Data records >>
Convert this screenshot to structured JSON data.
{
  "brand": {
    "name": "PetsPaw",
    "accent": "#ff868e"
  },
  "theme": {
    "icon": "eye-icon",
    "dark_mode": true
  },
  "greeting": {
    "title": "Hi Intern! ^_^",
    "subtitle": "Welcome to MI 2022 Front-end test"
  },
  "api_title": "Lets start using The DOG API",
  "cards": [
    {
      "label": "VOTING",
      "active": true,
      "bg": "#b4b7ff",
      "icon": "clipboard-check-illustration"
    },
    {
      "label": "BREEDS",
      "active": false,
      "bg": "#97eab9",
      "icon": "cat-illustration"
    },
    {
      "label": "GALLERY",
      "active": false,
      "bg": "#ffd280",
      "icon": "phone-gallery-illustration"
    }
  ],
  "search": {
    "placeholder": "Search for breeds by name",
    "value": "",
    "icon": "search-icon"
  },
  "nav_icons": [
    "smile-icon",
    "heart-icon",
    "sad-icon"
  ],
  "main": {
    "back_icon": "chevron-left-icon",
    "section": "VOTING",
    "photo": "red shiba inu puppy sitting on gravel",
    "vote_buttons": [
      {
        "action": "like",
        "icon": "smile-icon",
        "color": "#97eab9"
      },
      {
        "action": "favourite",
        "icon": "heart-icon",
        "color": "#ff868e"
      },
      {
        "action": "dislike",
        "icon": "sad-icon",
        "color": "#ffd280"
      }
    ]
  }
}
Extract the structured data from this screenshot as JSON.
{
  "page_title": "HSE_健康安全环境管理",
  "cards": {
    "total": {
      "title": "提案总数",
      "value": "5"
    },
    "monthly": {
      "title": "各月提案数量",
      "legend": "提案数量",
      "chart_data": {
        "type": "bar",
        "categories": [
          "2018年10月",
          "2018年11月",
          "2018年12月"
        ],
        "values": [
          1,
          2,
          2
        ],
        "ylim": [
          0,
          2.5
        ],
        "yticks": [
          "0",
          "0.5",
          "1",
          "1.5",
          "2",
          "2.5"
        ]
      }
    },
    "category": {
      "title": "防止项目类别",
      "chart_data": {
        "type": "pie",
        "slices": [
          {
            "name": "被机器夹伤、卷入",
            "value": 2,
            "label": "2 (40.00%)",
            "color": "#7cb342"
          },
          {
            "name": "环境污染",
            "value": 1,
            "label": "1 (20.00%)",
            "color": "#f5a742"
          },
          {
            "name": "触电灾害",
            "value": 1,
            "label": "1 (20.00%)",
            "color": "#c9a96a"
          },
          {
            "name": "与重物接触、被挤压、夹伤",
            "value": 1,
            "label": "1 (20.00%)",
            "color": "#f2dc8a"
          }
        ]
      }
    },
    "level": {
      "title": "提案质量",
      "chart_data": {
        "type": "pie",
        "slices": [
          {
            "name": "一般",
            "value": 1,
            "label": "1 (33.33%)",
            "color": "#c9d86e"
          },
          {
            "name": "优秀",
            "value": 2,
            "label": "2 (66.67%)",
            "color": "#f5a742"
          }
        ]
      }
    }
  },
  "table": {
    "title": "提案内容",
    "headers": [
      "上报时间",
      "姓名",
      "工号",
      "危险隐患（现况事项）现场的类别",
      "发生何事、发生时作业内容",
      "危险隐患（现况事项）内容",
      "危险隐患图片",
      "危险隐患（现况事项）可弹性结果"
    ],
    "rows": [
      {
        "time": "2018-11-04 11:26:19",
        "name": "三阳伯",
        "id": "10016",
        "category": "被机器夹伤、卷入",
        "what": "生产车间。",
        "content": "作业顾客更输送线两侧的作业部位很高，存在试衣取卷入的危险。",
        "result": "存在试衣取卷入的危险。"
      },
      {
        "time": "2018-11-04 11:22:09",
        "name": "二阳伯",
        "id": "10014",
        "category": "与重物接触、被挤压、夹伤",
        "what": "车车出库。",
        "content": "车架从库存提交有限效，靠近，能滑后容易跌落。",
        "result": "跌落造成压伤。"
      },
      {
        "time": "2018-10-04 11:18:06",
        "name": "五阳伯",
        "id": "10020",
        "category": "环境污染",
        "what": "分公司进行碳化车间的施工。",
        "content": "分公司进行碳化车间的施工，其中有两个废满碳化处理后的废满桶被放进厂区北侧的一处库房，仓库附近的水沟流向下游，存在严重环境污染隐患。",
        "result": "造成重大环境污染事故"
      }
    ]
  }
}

Problem statement >> Make a verbatim copy of every entry shown above.

Completed exercise >>
Convert this screenshot to structured JSON data.
{
  "brand": {
    "name": "PetsPaw",
    "accent": "#ff868e"
  },
  "theme": {
    "icon": "eye-icon",
    "dark_mode": true
  },
  "greeting": {
    "title": "Hi Intern! ^_^",
    "subtitle": "Welcome to MI 2022 Front-end test"
  },
  "api_title": "Lets start using The DOG API",
  "cards": [
    {
      "label": "VOTING",
      "active": true,
      "bg": "#b4b7ff",
      "icon": "clipboard-check-illustration"
    },
    {
      "label": "BREEDS",
      "active": false,
      "bg": "#97eab9",
      "icon": "cat-illustration"
    },
    {
      "label": "GALLERY",
      "active": false,
      "bg": "#ffd280",
      "icon": "phone-gallery-illustration"
    }
  ],
  "search": {
    "placeholder": "Search for breeds by name",
    "value": "",
    "icon": "search-icon"
  },
  "nav_icons": [
    "smile-icon",
    "heart-icon",
    "sad-icon"
  ],
  "main": {
    "back_icon": "chevron-left-icon",
    "section": "VOTING",
    "photo": "red shiba inu puppy sitting on gravel",
    "vote_buttons": [
      {
        "action": "like",
        "icon": "smile-icon",
        "color": "#97eab9"
      },
      {
        "action": "favourite",
        "icon": "heart-icon",
        "color": "#ff868e"
      },
      {
        "action": "dislike",
        "icon": "sad-icon",
        "color": "#ffd280"
      }
    ]
  }
}
Extract the structured data from this screenshot as JSON.
{
  "page_title": "HSE_健康安全环境管理",
  "cards": {
    "total": {
      "title": "提案总数",
      "value": "5"
    },
    "monthly": {
      "title": "各月提案数量",
      "legend": "提案数量",
      "chart_data": {
        "type": "bar",
        "categories": [
          "2018年10月",
          "2018年11月",
          "2018年12月"
        ],
        "values": [
          1,
          2,
          2
        ],
        "ylim": [
          0,
          2.5
        ],
        "yticks": [
          "0",
          "0.5",
          "1",
          "1.5",
          "2",
          "2.5"
        ]
      }
    },
    "category": {
      "title": "防止项目类别",
      "chart_data": {
        "type": "pie",
        "slices": [
          {
            "name": "被机器夹伤、卷入",
            "value": 2,
            "label": "2 (40.00%)",
            "color": "#7cb342"
          },
          {
            "name": "环境污染",
            "value": 1,
            "label": "1 (20.00%)",
            "color": "#f5a742"
          },
          {
            "name": "触电灾害",
            "value": 1,
            "label": "1 (20.00%)",
            "color": "#c9a96a"
          },
          {
            "name": "与重物接触、被挤压、夹伤",
            "value": 1,
            "label": "1 (20.00%)",
            "color": "#f2dc8a"
          }
        ]
      }
    },
    "level": {
      "title": "提案质量",
      "chart_data": {
        "type": "pie",
        "slices": [
          {
            "name": "一般",
            "value": 1,
            "label": "1 (33.33%)",
            "color": "#c9d86e"
          },
          {
            "name": "优秀",
            "value": 2,
            "label": "2 (66.67%)",
            "color": "#f5a742"
          }
        ]
      }
    }
  },
  "table": {
    "title": "提案内容",
    "headers": [
      "上报时间",
      "姓名",
      "工号",
      "危险隐患（现况事项）现场的类别",
      "发生何事、发生时作业内容",
      "危险隐患（现况事项）内容",
      "危险隐患图片",
      "危险隐患（现况事项）可弹性结果"
    ],
    "rows": [
      {
        "time": "2018-11-04 11:26:19",
        "name": "三阳伯",
        "id": "10016",
        "category": "被机器夹伤、卷入",
        "what": "生产车间。",
        "content": "作业顾客更输送线两侧的作业部位很高，存在试衣取卷入的危险。",
        "result": "存在试衣取卷入的危险。"
      },
      {
        "time": "2018-11-04 11:22:09",
        "name": "二阳伯",
        "id": "10014",
        "category": "与重物接触、被挤压、夹伤",
        "what": "车车出库。",
        "content": "车架从库存提交有限效，靠近，能滑后容易跌落。",
        "result": "跌落造成压伤。"
      },
      {
        "time": "2018-10-04 11:18:06",
        "name": "五阳伯",
        "id": "10020",
        "category": "环境污染",
        "what": "分公司进行碳化车间的施工。",
        "content": "分公司进行碳化车间的施工，其中有两个废满碳化处理后的废满桶被放进厂区北侧的一处库房，仓库附近的水沟流向下游，存在严重环境污染隐患。",
        "result": "造成重大环境污染事故"
      }
    ]
  }
}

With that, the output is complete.